[[ Excerpt provided, beginning ]]

Track the metrics that prove it's working
Burden reduction you can't measure is burden reduction you can't defend to a partner or board. Four numbers tell the story, and you should baseline each before go-live.
- Hours saved per workflow. Total staff time per processed item, re-measured at 30, 60, and 90 days. This is the core labor-savings line.
- Turnaround time. Arrival-to-done for faxes, auths, and eligibility checks. Faster turnaround means referrals get booked and auths clear before they delay care.
- Straight-through rate. The share of items completed with zero staff touches — the single biggest driver of the savings.
- FTEs redeployed. Recovered hours rarely become layoffs; they become coverage you were short on. Track where the capacity goes.
If any metric isn't moving by the third or fourth month, the problem is usually an exception queue nobody owns, not the automation itself.
Manage the change, not just the software
The technical rollout is the easy half; the staffing story is where automation projects live or die. The people who run fax, eligibility, and auth today are exactly the ones whose buy-in you need, and a tool dropped on them without context reads as a threat.

[[ Excerpt provided, end ]]
[[ Provided records, beginning ]]

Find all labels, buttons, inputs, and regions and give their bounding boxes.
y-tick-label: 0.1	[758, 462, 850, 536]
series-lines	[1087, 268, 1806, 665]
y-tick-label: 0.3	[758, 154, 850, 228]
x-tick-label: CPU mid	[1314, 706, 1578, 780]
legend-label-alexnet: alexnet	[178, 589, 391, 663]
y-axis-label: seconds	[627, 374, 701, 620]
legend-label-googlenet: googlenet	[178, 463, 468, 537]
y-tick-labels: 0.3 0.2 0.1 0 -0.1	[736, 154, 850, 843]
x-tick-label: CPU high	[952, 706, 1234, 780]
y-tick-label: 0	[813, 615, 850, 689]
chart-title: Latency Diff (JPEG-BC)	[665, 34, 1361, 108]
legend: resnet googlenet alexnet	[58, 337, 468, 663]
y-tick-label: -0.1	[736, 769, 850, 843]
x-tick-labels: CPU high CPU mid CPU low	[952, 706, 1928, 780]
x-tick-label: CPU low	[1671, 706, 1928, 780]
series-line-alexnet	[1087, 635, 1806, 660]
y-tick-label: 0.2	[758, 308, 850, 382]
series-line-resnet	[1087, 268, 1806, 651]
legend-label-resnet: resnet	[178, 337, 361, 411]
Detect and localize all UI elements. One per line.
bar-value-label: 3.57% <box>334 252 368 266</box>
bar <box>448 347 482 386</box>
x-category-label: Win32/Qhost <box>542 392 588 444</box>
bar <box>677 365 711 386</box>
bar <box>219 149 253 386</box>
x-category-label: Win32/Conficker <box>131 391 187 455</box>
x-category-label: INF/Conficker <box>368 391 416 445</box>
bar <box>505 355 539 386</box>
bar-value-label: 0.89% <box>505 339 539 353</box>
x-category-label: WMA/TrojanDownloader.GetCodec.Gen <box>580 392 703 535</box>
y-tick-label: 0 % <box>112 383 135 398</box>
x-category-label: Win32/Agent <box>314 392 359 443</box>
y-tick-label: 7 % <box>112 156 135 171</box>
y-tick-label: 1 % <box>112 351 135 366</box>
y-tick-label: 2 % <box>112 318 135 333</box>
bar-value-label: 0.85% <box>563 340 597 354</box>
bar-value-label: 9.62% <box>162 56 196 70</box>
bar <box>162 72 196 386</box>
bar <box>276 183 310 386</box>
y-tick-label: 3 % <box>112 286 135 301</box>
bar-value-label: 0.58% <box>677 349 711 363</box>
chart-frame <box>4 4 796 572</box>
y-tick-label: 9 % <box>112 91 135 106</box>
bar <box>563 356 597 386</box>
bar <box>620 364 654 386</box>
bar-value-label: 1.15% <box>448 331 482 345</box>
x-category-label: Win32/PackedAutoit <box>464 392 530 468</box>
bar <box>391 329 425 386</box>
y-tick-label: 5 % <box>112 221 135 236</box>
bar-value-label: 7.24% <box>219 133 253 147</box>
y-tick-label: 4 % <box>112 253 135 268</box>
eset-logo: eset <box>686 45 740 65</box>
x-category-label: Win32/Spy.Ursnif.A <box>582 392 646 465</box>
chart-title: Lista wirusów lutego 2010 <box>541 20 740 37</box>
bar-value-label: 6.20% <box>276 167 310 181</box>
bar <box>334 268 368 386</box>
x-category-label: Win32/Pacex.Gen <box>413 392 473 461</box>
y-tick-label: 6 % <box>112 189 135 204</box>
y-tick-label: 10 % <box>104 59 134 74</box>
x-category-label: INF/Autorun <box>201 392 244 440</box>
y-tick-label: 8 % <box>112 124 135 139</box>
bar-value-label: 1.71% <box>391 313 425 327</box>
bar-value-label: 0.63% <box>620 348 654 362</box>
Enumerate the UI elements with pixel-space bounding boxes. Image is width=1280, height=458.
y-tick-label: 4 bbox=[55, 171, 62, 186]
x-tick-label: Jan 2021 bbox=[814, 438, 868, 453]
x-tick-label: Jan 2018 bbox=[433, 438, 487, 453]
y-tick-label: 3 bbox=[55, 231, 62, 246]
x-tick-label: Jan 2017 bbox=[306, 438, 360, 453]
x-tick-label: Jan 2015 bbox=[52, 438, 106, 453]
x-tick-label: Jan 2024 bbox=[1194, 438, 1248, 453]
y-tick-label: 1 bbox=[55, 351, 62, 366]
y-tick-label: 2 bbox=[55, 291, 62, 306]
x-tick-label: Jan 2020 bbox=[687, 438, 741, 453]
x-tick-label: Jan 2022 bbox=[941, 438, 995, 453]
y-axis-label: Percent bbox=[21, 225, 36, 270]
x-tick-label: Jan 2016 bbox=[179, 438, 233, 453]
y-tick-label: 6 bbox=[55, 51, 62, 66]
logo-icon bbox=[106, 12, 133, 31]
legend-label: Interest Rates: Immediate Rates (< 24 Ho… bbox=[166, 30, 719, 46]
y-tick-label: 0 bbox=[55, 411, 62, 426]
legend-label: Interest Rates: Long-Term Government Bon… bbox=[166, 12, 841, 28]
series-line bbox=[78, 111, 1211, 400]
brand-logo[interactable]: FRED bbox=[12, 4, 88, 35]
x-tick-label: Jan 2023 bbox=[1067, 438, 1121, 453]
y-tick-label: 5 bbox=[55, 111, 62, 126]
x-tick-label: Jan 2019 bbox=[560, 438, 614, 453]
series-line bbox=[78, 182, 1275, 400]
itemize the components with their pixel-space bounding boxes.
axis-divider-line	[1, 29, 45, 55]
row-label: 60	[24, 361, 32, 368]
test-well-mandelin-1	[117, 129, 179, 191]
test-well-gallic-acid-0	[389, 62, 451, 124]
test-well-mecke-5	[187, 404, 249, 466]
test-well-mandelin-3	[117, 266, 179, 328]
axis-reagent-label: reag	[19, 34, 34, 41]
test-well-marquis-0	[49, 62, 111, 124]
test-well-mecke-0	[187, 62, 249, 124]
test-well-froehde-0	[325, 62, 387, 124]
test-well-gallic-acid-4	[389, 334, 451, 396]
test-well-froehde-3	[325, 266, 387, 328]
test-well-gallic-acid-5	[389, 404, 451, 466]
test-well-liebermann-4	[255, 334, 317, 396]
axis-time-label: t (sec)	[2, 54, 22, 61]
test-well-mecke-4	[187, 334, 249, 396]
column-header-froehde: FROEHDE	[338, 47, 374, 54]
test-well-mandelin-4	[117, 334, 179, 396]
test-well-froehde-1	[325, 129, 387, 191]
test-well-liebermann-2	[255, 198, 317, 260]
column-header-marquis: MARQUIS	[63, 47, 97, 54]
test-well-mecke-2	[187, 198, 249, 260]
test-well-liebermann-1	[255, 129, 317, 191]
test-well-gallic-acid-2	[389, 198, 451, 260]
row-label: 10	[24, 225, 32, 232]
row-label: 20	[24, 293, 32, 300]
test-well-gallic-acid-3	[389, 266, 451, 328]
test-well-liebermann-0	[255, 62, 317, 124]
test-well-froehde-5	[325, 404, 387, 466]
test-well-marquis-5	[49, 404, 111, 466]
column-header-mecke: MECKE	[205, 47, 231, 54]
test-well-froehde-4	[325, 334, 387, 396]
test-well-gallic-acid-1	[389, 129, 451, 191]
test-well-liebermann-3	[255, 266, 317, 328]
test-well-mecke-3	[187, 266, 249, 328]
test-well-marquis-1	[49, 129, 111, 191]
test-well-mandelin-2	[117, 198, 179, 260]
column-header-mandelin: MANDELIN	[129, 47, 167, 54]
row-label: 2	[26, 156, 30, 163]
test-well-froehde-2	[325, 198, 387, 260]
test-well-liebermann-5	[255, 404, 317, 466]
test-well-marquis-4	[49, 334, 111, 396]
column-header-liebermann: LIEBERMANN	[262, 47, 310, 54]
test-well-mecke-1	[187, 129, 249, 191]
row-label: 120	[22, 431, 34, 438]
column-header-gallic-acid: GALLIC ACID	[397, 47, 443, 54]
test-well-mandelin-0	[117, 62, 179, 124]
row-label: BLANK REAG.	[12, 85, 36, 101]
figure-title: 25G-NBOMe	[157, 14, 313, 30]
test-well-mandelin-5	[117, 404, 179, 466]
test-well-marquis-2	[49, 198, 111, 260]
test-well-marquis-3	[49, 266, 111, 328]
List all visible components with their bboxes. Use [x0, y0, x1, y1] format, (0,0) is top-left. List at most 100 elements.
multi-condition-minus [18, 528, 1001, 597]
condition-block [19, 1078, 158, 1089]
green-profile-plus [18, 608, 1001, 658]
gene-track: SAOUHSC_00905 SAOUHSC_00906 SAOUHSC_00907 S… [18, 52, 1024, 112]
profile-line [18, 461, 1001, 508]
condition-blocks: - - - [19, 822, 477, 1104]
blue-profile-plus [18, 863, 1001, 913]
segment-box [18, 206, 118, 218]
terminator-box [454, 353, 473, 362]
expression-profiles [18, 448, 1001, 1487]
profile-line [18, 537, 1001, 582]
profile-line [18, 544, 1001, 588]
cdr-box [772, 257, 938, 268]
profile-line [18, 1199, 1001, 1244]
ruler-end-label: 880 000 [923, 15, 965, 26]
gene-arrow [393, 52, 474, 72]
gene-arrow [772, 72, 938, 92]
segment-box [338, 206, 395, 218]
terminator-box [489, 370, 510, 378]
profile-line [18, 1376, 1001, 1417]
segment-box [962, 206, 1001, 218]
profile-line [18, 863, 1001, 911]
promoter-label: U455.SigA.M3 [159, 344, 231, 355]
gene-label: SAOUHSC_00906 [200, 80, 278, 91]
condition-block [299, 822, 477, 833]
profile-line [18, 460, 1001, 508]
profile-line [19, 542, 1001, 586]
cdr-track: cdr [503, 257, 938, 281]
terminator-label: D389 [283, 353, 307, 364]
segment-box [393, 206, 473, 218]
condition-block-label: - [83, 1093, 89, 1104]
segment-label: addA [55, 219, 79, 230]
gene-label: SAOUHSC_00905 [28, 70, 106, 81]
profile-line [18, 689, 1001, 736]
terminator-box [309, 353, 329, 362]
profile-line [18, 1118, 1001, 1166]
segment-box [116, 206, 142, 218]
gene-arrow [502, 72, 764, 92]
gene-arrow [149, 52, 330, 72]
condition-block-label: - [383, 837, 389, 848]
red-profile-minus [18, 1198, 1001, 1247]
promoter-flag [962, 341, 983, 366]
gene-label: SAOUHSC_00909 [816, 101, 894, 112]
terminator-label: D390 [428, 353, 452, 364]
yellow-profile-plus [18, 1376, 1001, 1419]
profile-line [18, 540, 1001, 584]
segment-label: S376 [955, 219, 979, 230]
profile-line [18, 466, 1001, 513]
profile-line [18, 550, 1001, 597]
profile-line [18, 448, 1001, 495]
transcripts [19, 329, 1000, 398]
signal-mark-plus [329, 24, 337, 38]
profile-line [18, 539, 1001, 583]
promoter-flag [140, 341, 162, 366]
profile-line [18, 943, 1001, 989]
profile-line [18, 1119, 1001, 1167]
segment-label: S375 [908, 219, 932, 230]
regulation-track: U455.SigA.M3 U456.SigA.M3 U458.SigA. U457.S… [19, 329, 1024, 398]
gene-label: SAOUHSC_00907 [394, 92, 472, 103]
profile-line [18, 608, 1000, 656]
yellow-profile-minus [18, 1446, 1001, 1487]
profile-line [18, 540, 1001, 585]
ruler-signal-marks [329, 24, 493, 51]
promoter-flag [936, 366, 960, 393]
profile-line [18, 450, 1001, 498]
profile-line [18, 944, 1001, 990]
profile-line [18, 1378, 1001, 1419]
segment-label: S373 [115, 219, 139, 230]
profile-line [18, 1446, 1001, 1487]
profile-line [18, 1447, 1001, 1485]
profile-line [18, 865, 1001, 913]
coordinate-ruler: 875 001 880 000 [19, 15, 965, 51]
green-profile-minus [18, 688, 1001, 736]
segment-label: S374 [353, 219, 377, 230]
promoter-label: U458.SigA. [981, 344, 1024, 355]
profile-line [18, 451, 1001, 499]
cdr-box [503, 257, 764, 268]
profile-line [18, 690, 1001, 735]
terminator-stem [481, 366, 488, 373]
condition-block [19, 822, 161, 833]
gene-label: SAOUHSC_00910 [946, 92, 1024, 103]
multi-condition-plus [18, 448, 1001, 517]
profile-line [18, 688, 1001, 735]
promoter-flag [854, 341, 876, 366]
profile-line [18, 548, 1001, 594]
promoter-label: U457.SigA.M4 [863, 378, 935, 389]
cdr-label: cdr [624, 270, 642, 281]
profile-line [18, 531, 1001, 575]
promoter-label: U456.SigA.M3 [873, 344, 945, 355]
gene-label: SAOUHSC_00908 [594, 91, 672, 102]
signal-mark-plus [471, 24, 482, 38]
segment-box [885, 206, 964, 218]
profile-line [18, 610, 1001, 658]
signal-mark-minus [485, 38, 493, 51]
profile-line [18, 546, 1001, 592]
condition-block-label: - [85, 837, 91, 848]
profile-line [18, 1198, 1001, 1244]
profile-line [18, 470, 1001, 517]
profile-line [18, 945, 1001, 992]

[[ Provided records, end ]]

• Work order: Can you reproduce the passage on burden-reduction metrics word for word, from "- Straight-through rate." to "the capacity goes."? These items are separate material and have no connection to the passage on burden-reduction metrics.

• Solution to this task:
- Straight-through rate. The share of items completed with zero staff touches — the single biggest driver of the savings.
- FTEs redeployed. Recovered hours rarely become layoffs; they become coverage you were short on. Track where the capacity goes.